INSTRUCTIONS FOR THE TASK: Your task is to repeat the lines below exactly, excluding any pictures they contain.

AVAILABLE DATA:
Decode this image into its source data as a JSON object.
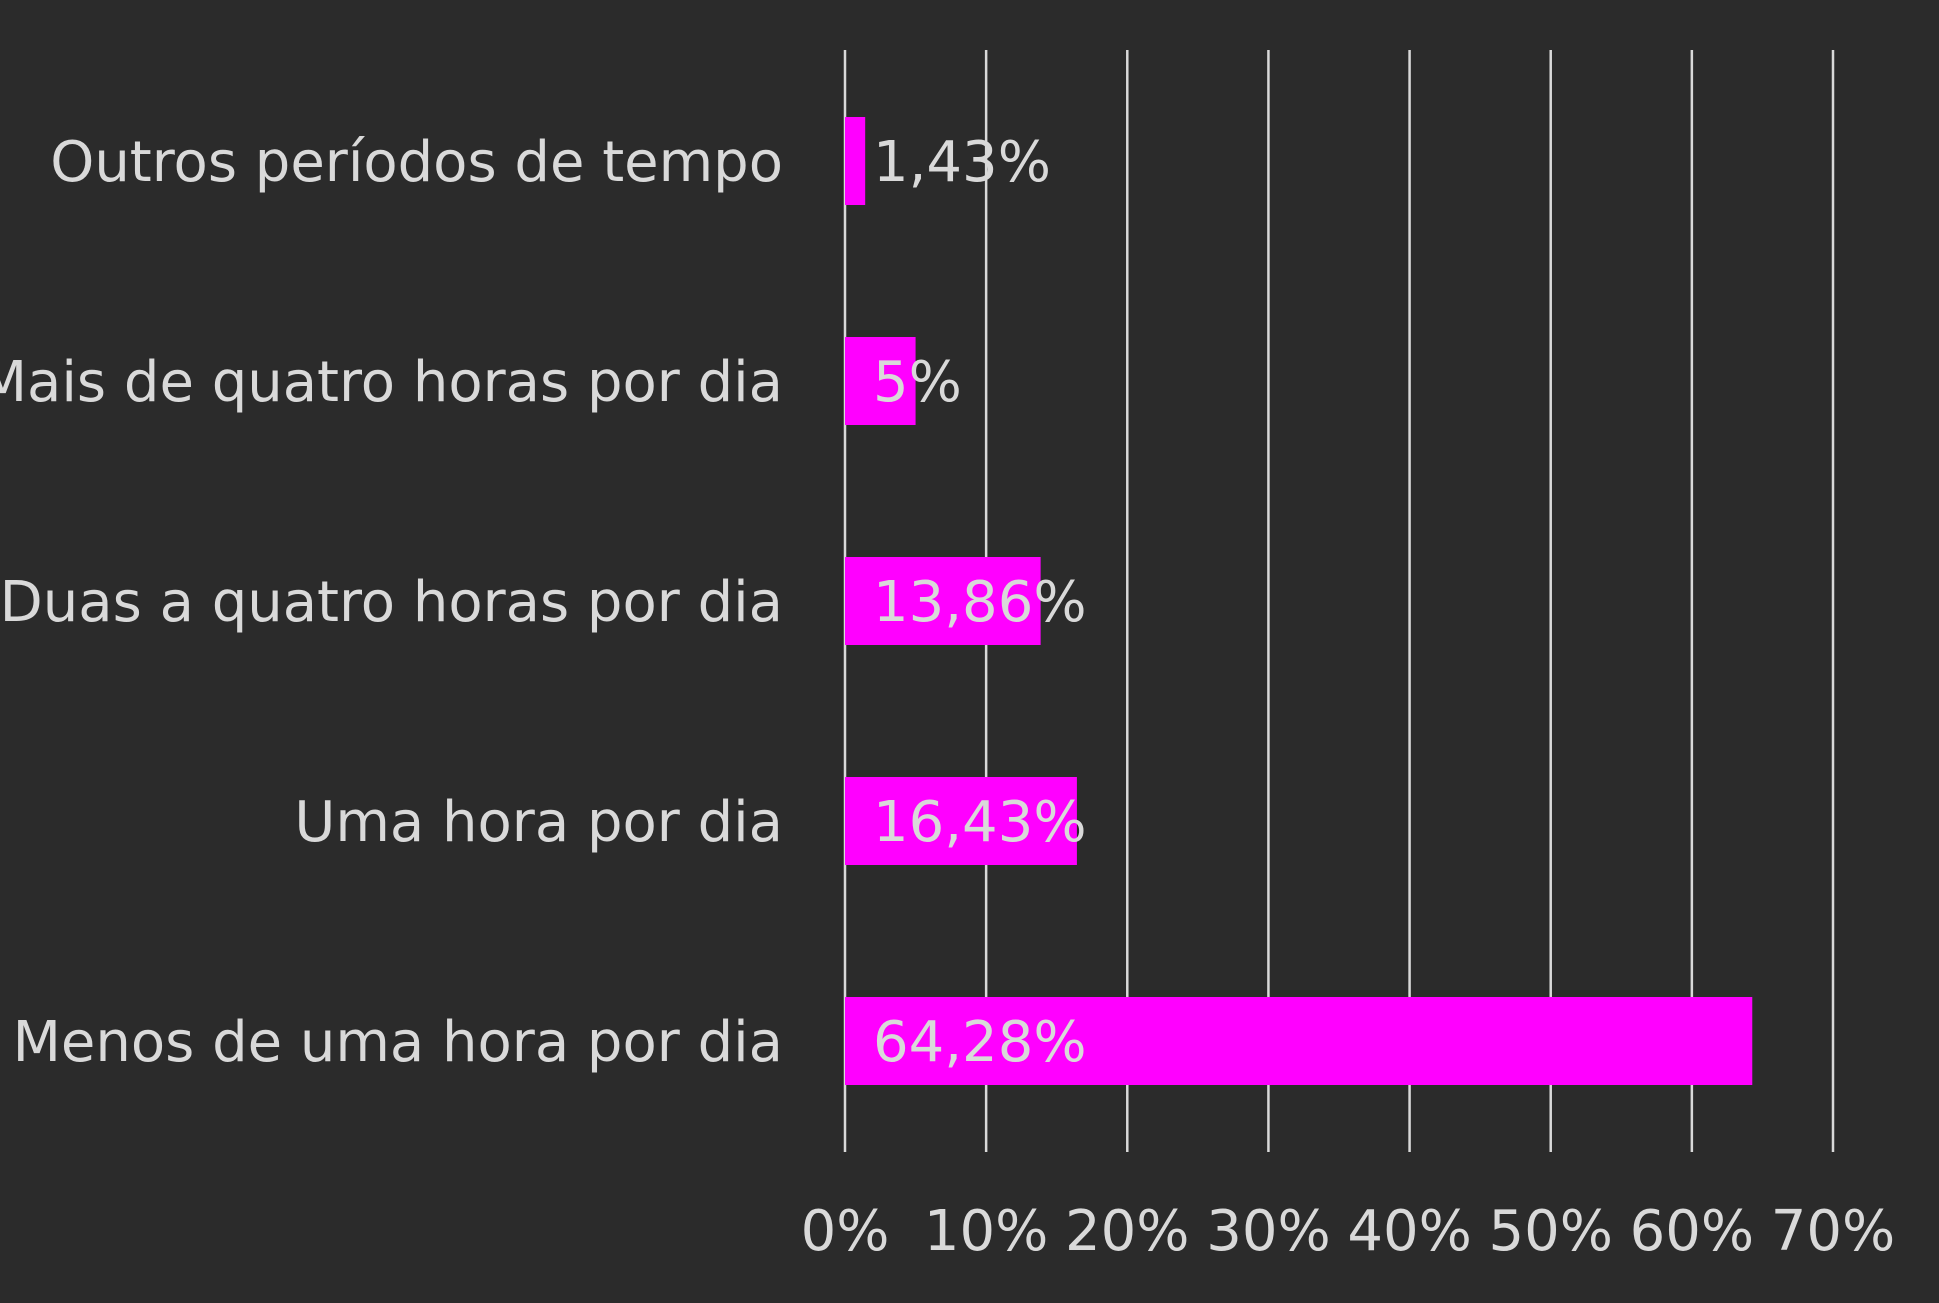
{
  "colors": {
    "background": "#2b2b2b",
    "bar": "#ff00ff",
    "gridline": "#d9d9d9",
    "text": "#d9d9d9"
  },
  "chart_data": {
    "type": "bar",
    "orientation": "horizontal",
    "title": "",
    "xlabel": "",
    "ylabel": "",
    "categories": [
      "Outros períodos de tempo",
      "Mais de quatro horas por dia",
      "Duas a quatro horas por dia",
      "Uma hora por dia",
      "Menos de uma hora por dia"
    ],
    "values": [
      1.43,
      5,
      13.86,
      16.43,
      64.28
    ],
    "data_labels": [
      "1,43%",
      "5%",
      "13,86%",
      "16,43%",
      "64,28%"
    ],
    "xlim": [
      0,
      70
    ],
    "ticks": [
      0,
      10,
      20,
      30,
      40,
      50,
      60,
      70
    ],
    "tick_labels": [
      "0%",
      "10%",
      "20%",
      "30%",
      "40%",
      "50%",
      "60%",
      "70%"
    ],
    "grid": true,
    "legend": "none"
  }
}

RESULT OF THE TASK:
Decode this image into its source data as a JSON object.
{
  "colors": {
    "background": "#2b2b2b",
    "bar": "#ff00ff",
    "gridline": "#d9d9d9",
    "text": "#d9d9d9"
  },
  "chart_data": {
    "type": "bar",
    "orientation": "horizontal",
    "title": "",
    "xlabel": "",
    "ylabel": "",
    "categories": [
      "Outros períodos de tempo",
      "Mais de quatro horas por dia",
      "Duas a quatro horas por dia",
      "Uma hora por dia",
      "Menos de uma hora por dia"
    ],
    "values": [
      1.43,
      5,
      13.86,
      16.43,
      64.28
    ],
    "data_labels": [
      "1,43%",
      "5%",
      "13,86%",
      "16,43%",
      "64,28%"
    ],
    "xlim": [
      0,
      70
    ],
    "ticks": [
      0,
      10,
      20,
      30,
      40,
      50,
      60,
      70
    ],
    "tick_labels": [
      "0%",
      "10%",
      "20%",
      "30%",
      "40%",
      "50%",
      "60%",
      "70%"
    ],
    "grid": true,
    "legend": "none"
  }
}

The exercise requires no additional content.